Rows from a figure dataset:
+ + + + +

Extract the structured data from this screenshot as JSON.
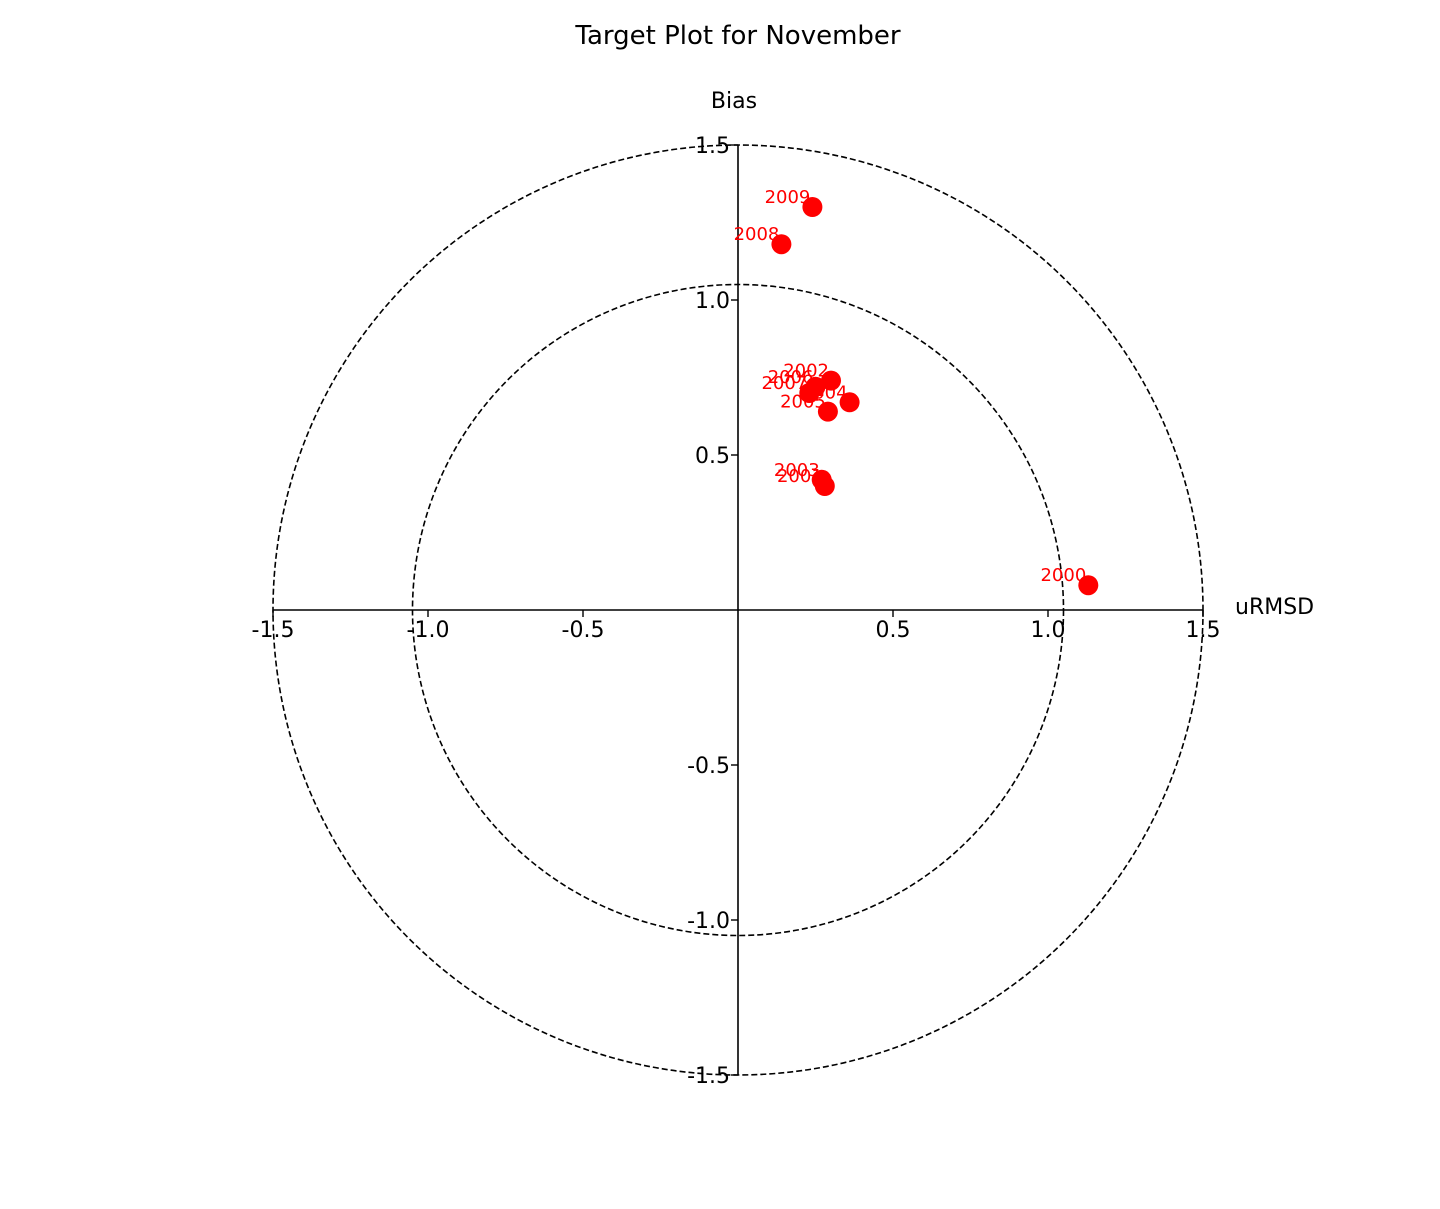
{
  "chart_data": {
    "type": "scatter",
    "title": "Target Plot for November",
    "xlabel": "uRMSD",
    "ylabel": "Bias",
    "xlim": [
      -1.5,
      1.5
    ],
    "ylim": [
      -1.5,
      1.5
    ],
    "x_ticks": [
      "-1.5",
      "-1.0",
      "-0.5",
      "0.5",
      "1.0",
      "1.5"
    ],
    "x_tick_values": [
      -1.5,
      -1.0,
      -0.5,
      0.5,
      1.0,
      1.5
    ],
    "y_ticks": [
      "-1.5",
      "-1.0",
      "-0.5",
      "0.5",
      "1.0",
      "1.5"
    ],
    "y_tick_values": [
      -1.5,
      -1.0,
      -0.5,
      0.5,
      1.0,
      1.5
    ],
    "circles": [
      1.05,
      1.5
    ],
    "grid": false,
    "color": "#ff0000",
    "points": [
      {
        "label": "2000",
        "x": 1.13,
        "y": 0.08
      },
      {
        "label": "2001",
        "x": 0.28,
        "y": 0.4
      },
      {
        "label": "2002",
        "x": 0.3,
        "y": 0.74
      },
      {
        "label": "2003",
        "x": 0.27,
        "y": 0.42
      },
      {
        "label": "2004",
        "x": 0.36,
        "y": 0.67
      },
      {
        "label": "2005",
        "x": 0.29,
        "y": 0.64
      },
      {
        "label": "2006",
        "x": 0.25,
        "y": 0.72
      },
      {
        "label": "2007",
        "x": 0.23,
        "y": 0.7
      },
      {
        "label": "2008",
        "x": 0.14,
        "y": 1.18
      },
      {
        "label": "2009",
        "x": 0.24,
        "y": 1.3
      }
    ]
  }
}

+ + + + +

• _Stated exercise_
Transcribe the listing above verbatim. Omit the pictures.

• _Result of this task_
Extract the structured data from this screenshot as JSON.
{
  "chart_data": {
    "type": "scatter",
    "title": "Target Plot for November",
    "xlabel": "uRMSD",
    "ylabel": "Bias",
    "xlim": [
      -1.5,
      1.5
    ],
    "ylim": [
      -1.5,
      1.5
    ],
    "x_ticks": [
      "-1.5",
      "-1.0",
      "-0.5",
      "0.5",
      "1.0",
      "1.5"
    ],
    "x_tick_values": [
      -1.5,
      -1.0,
      -0.5,
      0.5,
      1.0,
      1.5
    ],
    "y_ticks": [
      "-1.5",
      "-1.0",
      "-0.5",
      "0.5",
      "1.0",
      "1.5"
    ],
    "y_tick_values": [
      -1.5,
      -1.0,
      -0.5,
      0.5,
      1.0,
      1.5
    ],
    "circles": [
      1.05,
      1.5
    ],
    "grid": false,
    "color": "#ff0000",
    "points": [
      {
        "label": "2000",
        "x": 1.13,
        "y": 0.08
      },
      {
        "label": "2001",
        "x": 0.28,
        "y": 0.4
      },
      {
        "label": "2002",
        "x": 0.3,
        "y": 0.74
      },
      {
        "label": "2003",
        "x": 0.27,
        "y": 0.42
      },
      {
        "label": "2004",
        "x": 0.36,
        "y": 0.67
      },
      {
        "label": "2005",
        "x": 0.29,
        "y": 0.64
      },
      {
        "label": "2006",
        "x": 0.25,
        "y": 0.72
      },
      {
        "label": "2007",
        "x": 0.23,
        "y": 0.7
      },
      {
        "label": "2008",
        "x": 0.14,
        "y": 1.18
      },
      {
        "label": "2009",
        "x": 0.24,
        "y": 1.3
      }
    ]
  }
}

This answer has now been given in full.